• Supplied data:
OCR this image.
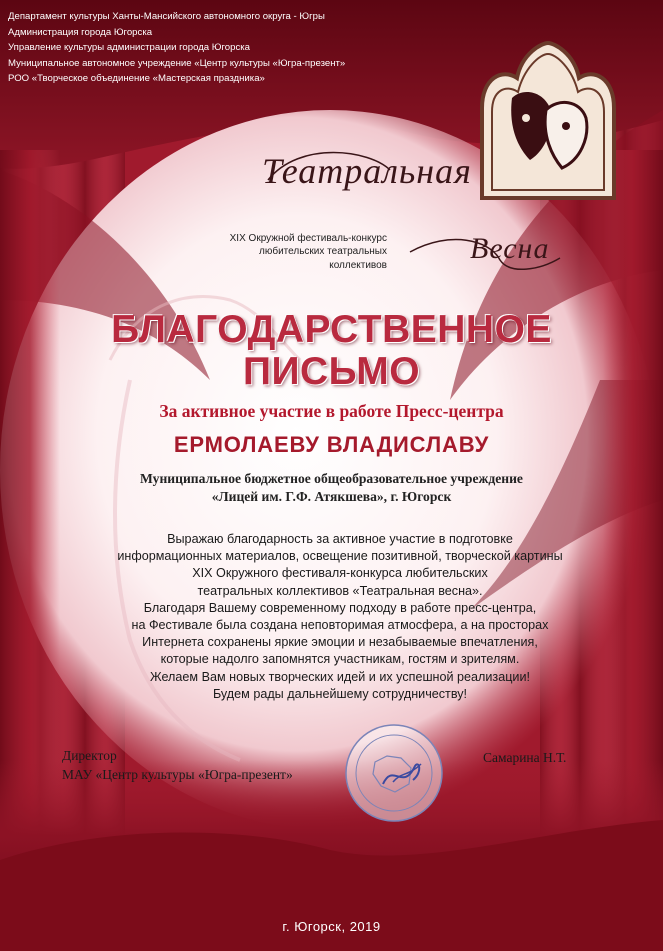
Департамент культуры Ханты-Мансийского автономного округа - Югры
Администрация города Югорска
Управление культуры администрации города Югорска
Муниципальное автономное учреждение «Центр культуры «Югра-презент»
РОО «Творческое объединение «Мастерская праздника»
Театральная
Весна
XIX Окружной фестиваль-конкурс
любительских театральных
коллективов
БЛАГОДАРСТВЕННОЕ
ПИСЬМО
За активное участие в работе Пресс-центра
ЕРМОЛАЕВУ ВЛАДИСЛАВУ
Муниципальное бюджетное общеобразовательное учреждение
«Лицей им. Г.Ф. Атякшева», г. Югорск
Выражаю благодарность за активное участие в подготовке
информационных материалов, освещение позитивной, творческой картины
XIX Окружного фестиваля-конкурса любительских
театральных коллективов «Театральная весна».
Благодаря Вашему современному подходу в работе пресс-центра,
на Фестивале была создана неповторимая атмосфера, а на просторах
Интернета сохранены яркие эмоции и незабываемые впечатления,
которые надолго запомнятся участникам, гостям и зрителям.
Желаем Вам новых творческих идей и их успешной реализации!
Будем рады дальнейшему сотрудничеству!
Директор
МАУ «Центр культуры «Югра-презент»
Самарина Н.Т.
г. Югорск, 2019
---
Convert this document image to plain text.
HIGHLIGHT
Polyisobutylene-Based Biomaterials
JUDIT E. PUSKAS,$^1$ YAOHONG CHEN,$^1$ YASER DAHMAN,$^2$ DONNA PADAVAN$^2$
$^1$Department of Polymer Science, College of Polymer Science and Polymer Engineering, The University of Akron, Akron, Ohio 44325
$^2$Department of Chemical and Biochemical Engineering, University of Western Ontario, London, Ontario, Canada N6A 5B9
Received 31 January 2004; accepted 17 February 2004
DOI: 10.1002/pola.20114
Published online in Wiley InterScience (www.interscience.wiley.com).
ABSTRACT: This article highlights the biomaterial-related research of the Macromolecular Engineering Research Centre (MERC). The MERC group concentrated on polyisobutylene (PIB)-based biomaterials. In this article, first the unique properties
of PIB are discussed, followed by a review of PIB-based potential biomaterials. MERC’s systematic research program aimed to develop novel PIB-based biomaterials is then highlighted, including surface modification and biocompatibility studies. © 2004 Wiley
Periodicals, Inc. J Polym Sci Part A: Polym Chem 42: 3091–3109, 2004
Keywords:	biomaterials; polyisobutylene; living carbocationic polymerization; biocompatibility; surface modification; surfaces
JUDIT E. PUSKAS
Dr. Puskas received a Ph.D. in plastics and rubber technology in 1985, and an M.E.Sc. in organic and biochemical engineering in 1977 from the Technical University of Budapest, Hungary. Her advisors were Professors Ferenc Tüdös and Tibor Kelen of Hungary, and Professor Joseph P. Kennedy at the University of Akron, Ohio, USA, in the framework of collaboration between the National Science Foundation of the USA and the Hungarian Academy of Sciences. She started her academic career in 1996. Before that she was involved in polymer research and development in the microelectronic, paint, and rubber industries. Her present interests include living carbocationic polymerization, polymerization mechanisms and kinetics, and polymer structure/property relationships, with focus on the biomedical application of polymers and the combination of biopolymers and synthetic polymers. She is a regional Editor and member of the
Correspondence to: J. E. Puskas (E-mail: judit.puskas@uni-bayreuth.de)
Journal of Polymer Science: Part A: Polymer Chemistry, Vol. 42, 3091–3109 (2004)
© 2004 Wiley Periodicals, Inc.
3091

• The request:
Find each line holding the word "города" and copy it.

• Worked answer:
Администрация города Югорска
Управление культуры администрации города Югорска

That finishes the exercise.